**Problem to solve**
Quote every line of the data below as it stands, omitting pictures.

———

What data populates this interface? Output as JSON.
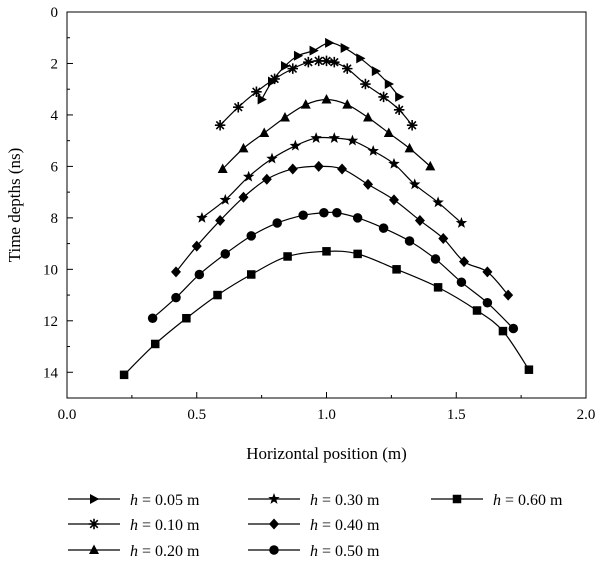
{
  "chart_data": {
    "type": "line",
    "xlabel": "Horizontal position (m)",
    "ylabel": "Time depths (ns)",
    "xlim": [
      0.0,
      2.0
    ],
    "ylim": [
      15,
      0
    ],
    "y_inverted": true,
    "xticks": [
      "0.0",
      "0.5",
      "1.0",
      "1.5",
      "2.0"
    ],
    "yticks": [
      "0",
      "2",
      "4",
      "6",
      "8",
      "10",
      "12",
      "14"
    ],
    "grid": false,
    "legend_position": "bottom",
    "series": [
      {
        "name": "h = 0.05 m",
        "name_var": "h",
        "name_rest": " = 0.05 m",
        "marker": "triangle-right",
        "color": "#000000",
        "x": [
          0.75,
          0.79,
          0.84,
          0.89,
          0.95,
          1.01,
          1.07,
          1.13,
          1.19,
          1.24,
          1.28
        ],
        "y": [
          3.4,
          2.7,
          2.1,
          1.7,
          1.5,
          1.2,
          1.4,
          1.8,
          2.3,
          2.8,
          3.3
        ]
      },
      {
        "name": "h = 0.10 m",
        "name_var": "h",
        "name_rest": " = 0.10 m",
        "marker": "asterisk",
        "color": "#000000",
        "x": [
          0.59,
          0.66,
          0.73,
          0.8,
          0.87,
          0.93,
          0.97,
          1.0,
          1.03,
          1.08,
          1.15,
          1.22,
          1.28,
          1.33
        ],
        "y": [
          4.4,
          3.7,
          3.1,
          2.6,
          2.2,
          1.95,
          1.9,
          1.9,
          1.95,
          2.2,
          2.8,
          3.3,
          3.8,
          4.4
        ]
      },
      {
        "name": "h = 0.20 m",
        "name_var": "h",
        "name_rest": " = 0.20 m",
        "marker": "triangle-up",
        "color": "#000000",
        "x": [
          0.6,
          0.68,
          0.76,
          0.84,
          0.92,
          1.0,
          1.08,
          1.16,
          1.24,
          1.32,
          1.4
        ],
        "y": [
          6.1,
          5.3,
          4.7,
          4.1,
          3.6,
          3.4,
          3.6,
          4.1,
          4.7,
          5.3,
          6.0
        ]
      },
      {
        "name": "h = 0.30 m",
        "name_var": "h",
        "name_rest": " = 0.30 m",
        "marker": "star",
        "color": "#000000",
        "x": [
          0.52,
          0.61,
          0.7,
          0.79,
          0.88,
          0.96,
          1.03,
          1.1,
          1.18,
          1.26,
          1.34,
          1.43,
          1.52
        ],
        "y": [
          8.0,
          7.3,
          6.4,
          5.7,
          5.2,
          4.9,
          4.9,
          5.0,
          5.4,
          5.9,
          6.7,
          7.4,
          8.2
        ]
      },
      {
        "name": "h = 0.40 m",
        "name_var": "h",
        "name_rest": " = 0.40 m",
        "marker": "diamond",
        "color": "#000000",
        "x": [
          0.42,
          0.5,
          0.59,
          0.68,
          0.77,
          0.87,
          0.97,
          1.06,
          1.16,
          1.26,
          1.36,
          1.45,
          1.53,
          1.62,
          1.7
        ],
        "y": [
          10.1,
          9.1,
          8.1,
          7.2,
          6.5,
          6.1,
          6.0,
          6.1,
          6.7,
          7.3,
          8.1,
          8.8,
          9.7,
          10.1,
          11.0
        ]
      },
      {
        "name": "h = 0.50 m",
        "name_var": "h",
        "name_rest": " = 0.50 m",
        "marker": "circle",
        "color": "#000000",
        "x": [
          0.33,
          0.42,
          0.51,
          0.61,
          0.71,
          0.81,
          0.91,
          0.99,
          1.04,
          1.12,
          1.22,
          1.32,
          1.42,
          1.52,
          1.62,
          1.72
        ],
        "y": [
          11.9,
          11.1,
          10.2,
          9.4,
          8.7,
          8.2,
          7.9,
          7.8,
          7.8,
          8.0,
          8.4,
          8.9,
          9.6,
          10.5,
          11.3,
          12.3
        ]
      },
      {
        "name": "h = 0.60 m",
        "name_var": "h",
        "name_rest": " = 0.60 m",
        "marker": "square",
        "color": "#000000",
        "x": [
          0.22,
          0.34,
          0.46,
          0.58,
          0.71,
          0.85,
          1.0,
          1.12,
          1.27,
          1.43,
          1.58,
          1.68,
          1.78
        ],
        "y": [
          14.1,
          12.9,
          11.9,
          11.0,
          10.2,
          9.5,
          9.3,
          9.4,
          10.0,
          10.7,
          11.6,
          12.4,
          13.9
        ]
      }
    ]
  }
}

———

**Result**
What data populates this interface? Output as JSON.
{
  "chart_data": {
    "type": "line",
    "xlabel": "Horizontal position (m)",
    "ylabel": "Time depths (ns)",
    "xlim": [
      0.0,
      2.0
    ],
    "ylim": [
      15,
      0
    ],
    "y_inverted": true,
    "xticks": [
      "0.0",
      "0.5",
      "1.0",
      "1.5",
      "2.0"
    ],
    "yticks": [
      "0",
      "2",
      "4",
      "6",
      "8",
      "10",
      "12",
      "14"
    ],
    "grid": false,
    "legend_position": "bottom",
    "series": [
      {
        "name": "h = 0.05 m",
        "name_var": "h",
        "name_rest": " = 0.05 m",
        "marker": "triangle-right",
        "color": "#000000",
        "x": [
          0.75,
          0.79,
          0.84,
          0.89,
          0.95,
          1.01,
          1.07,
          1.13,
          1.19,
          1.24,
          1.28
        ],
        "y": [
          3.4,
          2.7,
          2.1,
          1.7,
          1.5,
          1.2,
          1.4,
          1.8,
          2.3,
          2.8,
          3.3
        ]
      },
      {
        "name": "h = 0.10 m",
        "name_var": "h",
        "name_rest": " = 0.10 m",
        "marker": "asterisk",
        "color": "#000000",
        "x": [
          0.59,
          0.66,
          0.73,
          0.8,
          0.87,
          0.93,
          0.97,
          1.0,
          1.03,
          1.08,
          1.15,
          1.22,
          1.28,
          1.33
        ],
        "y": [
          4.4,
          3.7,
          3.1,
          2.6,
          2.2,
          1.95,
          1.9,
          1.9,
          1.95,
          2.2,
          2.8,
          3.3,
          3.8,
          4.4
        ]
      },
      {
        "name": "h = 0.20 m",
        "name_var": "h",
        "name_rest": " = 0.20 m",
        "marker": "triangle-up",
        "color": "#000000",
        "x": [
          0.6,
          0.68,
          0.76,
          0.84,
          0.92,
          1.0,
          1.08,
          1.16,
          1.24,
          1.32,
          1.4
        ],
        "y": [
          6.1,
          5.3,
          4.7,
          4.1,
          3.6,
          3.4,
          3.6,
          4.1,
          4.7,
          5.3,
          6.0
        ]
      },
      {
        "name": "h = 0.30 m",
        "name_var": "h",
        "name_rest": " = 0.30 m",
        "marker": "star",
        "color": "#000000",
        "x": [
          0.52,
          0.61,
          0.7,
          0.79,
          0.88,
          0.96,
          1.03,
          1.1,
          1.18,
          1.26,
          1.34,
          1.43,
          1.52
        ],
        "y": [
          8.0,
          7.3,
          6.4,
          5.7,
          5.2,
          4.9,
          4.9,
          5.0,
          5.4,
          5.9,
          6.7,
          7.4,
          8.2
        ]
      },
      {
        "name": "h = 0.40 m",
        "name_var": "h",
        "name_rest": " = 0.40 m",
        "marker": "diamond",
        "color": "#000000",
        "x": [
          0.42,
          0.5,
          0.59,
          0.68,
          0.77,
          0.87,
          0.97,
          1.06,
          1.16,
          1.26,
          1.36,
          1.45,
          1.53,
          1.62,
          1.7
        ],
        "y": [
          10.1,
          9.1,
          8.1,
          7.2,
          6.5,
          6.1,
          6.0,
          6.1,
          6.7,
          7.3,
          8.1,
          8.8,
          9.7,
          10.1,
          11.0
        ]
      },
      {
        "name": "h = 0.50 m",
        "name_var": "h",
        "name_rest": " = 0.50 m",
        "marker": "circle",
        "color": "#000000",
        "x": [
          0.33,
          0.42,
          0.51,
          0.61,
          0.71,
          0.81,
          0.91,
          0.99,
          1.04,
          1.12,
          1.22,
          1.32,
          1.42,
          1.52,
          1.62,
          1.72
        ],
        "y": [
          11.9,
          11.1,
          10.2,
          9.4,
          8.7,
          8.2,
          7.9,
          7.8,
          7.8,
          8.0,
          8.4,
          8.9,
          9.6,
          10.5,
          11.3,
          12.3
        ]
      },
      {
        "name": "h = 0.60 m",
        "name_var": "h",
        "name_rest": " = 0.60 m",
        "marker": "square",
        "color": "#000000",
        "x": [
          0.22,
          0.34,
          0.46,
          0.58,
          0.71,
          0.85,
          1.0,
          1.12,
          1.27,
          1.43,
          1.58,
          1.68,
          1.78
        ],
        "y": [
          14.1,
          12.9,
          11.9,
          11.0,
          10.2,
          9.5,
          9.3,
          9.4,
          10.0,
          10.7,
          11.6,
          12.4,
          13.9
        ]
      }
    ]
  }
}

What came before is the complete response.